**EXERCISE DETAILS**
From the listing below, pull each line that includes "Sebutharga".

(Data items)

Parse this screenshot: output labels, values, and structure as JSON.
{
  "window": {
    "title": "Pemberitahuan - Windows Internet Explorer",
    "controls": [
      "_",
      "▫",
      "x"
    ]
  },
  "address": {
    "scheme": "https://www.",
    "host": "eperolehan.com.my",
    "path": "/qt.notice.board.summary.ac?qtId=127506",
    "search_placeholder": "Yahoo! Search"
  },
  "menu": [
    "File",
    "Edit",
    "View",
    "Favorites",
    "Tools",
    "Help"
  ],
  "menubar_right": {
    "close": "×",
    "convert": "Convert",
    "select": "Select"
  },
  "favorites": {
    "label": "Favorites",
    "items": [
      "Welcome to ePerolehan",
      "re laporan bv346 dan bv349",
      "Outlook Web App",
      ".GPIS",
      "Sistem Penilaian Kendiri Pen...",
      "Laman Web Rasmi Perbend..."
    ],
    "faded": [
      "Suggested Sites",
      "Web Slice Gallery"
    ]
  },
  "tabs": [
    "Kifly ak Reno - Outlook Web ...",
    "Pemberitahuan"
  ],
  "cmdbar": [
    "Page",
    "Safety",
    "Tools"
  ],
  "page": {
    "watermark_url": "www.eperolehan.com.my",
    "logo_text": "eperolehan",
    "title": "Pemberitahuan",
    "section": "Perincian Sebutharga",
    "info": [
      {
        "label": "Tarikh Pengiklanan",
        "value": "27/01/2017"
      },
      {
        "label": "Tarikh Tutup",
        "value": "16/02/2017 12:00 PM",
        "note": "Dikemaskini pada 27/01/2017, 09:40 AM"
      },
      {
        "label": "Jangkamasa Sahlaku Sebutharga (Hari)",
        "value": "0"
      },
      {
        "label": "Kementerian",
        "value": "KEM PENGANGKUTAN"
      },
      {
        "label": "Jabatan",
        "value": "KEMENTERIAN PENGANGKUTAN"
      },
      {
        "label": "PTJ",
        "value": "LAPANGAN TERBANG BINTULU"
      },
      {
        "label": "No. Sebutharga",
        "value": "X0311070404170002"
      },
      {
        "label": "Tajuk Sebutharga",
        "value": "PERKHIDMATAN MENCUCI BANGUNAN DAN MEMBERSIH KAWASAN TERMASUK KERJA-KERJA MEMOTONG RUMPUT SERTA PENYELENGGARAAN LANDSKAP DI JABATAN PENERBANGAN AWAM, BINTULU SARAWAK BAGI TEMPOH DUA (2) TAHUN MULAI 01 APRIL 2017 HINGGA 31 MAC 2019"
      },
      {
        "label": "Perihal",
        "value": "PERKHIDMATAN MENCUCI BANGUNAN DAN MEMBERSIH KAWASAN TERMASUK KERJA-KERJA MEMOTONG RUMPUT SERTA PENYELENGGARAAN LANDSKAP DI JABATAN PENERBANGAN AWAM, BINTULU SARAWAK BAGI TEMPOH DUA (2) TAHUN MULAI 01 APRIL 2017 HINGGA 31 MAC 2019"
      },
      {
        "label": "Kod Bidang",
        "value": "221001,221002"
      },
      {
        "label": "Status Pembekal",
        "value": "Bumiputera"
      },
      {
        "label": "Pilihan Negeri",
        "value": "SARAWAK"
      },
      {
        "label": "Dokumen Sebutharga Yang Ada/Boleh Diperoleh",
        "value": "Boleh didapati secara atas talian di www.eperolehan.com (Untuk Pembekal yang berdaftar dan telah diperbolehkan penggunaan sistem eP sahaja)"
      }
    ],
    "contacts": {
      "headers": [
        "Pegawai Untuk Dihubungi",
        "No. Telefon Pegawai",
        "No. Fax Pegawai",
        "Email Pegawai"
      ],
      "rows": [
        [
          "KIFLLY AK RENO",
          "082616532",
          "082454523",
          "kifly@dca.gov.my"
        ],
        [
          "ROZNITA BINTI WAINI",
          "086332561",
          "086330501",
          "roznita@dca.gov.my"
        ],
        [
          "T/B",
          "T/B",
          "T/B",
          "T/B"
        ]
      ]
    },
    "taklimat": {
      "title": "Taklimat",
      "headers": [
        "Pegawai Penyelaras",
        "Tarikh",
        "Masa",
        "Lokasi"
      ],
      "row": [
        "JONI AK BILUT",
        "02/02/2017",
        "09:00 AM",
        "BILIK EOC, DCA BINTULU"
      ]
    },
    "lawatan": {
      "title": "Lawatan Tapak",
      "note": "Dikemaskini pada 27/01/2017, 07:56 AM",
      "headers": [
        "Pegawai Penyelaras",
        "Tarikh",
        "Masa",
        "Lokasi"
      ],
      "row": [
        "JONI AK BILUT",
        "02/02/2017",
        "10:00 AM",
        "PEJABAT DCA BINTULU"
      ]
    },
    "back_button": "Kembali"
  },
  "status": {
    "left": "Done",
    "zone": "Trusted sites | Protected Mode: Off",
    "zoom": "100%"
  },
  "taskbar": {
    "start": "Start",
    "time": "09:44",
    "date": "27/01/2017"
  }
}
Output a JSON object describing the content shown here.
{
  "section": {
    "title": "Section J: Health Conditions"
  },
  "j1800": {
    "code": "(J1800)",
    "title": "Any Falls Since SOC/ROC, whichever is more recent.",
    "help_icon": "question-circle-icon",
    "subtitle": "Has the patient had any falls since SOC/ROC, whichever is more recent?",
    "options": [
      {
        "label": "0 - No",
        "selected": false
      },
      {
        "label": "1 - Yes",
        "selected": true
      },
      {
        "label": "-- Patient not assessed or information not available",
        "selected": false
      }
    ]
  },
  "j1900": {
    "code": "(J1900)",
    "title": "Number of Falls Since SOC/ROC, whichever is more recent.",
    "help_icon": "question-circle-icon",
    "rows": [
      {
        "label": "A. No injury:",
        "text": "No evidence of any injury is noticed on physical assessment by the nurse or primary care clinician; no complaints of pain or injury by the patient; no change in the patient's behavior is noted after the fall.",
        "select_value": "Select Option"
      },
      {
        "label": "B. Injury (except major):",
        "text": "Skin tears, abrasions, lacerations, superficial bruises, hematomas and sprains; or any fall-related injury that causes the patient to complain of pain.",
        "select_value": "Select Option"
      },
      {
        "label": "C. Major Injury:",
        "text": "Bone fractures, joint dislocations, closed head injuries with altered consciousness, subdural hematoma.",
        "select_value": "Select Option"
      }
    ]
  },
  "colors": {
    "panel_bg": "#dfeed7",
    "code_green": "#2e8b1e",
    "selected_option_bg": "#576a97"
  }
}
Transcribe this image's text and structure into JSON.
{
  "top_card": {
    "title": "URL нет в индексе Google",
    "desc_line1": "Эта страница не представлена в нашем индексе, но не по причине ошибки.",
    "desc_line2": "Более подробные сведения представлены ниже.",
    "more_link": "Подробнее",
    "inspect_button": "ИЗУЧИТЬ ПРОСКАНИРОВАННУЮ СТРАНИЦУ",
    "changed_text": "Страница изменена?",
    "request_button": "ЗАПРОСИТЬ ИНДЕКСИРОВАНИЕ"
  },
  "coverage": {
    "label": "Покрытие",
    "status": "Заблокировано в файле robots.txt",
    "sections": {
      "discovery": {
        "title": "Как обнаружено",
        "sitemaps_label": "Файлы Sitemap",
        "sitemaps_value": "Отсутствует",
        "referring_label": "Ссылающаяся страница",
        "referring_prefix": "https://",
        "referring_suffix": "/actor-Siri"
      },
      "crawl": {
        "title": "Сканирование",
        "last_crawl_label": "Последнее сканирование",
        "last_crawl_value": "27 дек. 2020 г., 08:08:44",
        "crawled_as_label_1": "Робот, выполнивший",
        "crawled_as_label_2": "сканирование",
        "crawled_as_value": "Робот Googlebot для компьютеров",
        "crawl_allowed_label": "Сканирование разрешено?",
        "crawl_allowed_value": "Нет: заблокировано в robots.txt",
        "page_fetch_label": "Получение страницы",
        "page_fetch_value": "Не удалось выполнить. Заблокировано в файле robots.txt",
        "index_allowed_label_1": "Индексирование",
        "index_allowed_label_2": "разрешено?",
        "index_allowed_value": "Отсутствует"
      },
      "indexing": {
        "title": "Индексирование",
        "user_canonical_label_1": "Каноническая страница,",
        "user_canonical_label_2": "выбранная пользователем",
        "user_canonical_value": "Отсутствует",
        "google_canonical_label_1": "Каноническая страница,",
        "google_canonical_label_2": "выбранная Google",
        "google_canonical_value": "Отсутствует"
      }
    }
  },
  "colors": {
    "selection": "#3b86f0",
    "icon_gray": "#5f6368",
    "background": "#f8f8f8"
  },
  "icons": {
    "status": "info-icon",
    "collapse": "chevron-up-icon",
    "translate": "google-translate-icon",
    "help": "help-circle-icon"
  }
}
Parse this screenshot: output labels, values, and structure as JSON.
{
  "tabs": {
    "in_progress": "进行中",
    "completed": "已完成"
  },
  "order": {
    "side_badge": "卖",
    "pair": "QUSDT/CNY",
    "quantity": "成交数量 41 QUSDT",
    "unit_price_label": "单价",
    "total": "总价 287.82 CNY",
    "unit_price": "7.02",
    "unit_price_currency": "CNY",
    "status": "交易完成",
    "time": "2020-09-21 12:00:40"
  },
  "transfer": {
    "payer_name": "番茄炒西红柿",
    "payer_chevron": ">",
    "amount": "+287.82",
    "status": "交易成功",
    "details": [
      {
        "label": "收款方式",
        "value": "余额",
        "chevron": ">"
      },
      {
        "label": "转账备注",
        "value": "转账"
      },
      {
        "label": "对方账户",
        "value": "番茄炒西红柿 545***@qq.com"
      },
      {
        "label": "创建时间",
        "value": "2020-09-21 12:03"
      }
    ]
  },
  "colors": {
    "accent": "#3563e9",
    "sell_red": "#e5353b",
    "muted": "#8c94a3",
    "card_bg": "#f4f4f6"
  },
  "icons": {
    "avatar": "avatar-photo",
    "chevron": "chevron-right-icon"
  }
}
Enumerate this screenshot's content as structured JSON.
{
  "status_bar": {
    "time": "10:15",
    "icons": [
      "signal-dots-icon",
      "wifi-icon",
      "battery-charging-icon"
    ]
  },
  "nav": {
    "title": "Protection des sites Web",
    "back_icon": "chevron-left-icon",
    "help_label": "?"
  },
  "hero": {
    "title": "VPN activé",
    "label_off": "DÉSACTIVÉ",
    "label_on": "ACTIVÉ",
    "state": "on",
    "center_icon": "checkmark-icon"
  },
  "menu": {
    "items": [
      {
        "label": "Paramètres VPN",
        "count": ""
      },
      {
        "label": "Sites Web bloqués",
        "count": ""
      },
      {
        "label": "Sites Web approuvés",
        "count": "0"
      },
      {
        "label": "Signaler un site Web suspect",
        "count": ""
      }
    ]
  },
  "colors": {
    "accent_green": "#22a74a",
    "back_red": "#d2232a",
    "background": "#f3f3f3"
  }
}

**SOLUTION TO THIS TASK**
    "section": "Perincian Sebutharga",
        "label": "Jangkamasa Sahlaku Sebutharga (Hari)",
        "label": "No. Sebutharga",
        "label": "Tajuk Sebutharga",
        "label": "Dokumen Sebutharga Yang Ada/Boleh Diperoleh",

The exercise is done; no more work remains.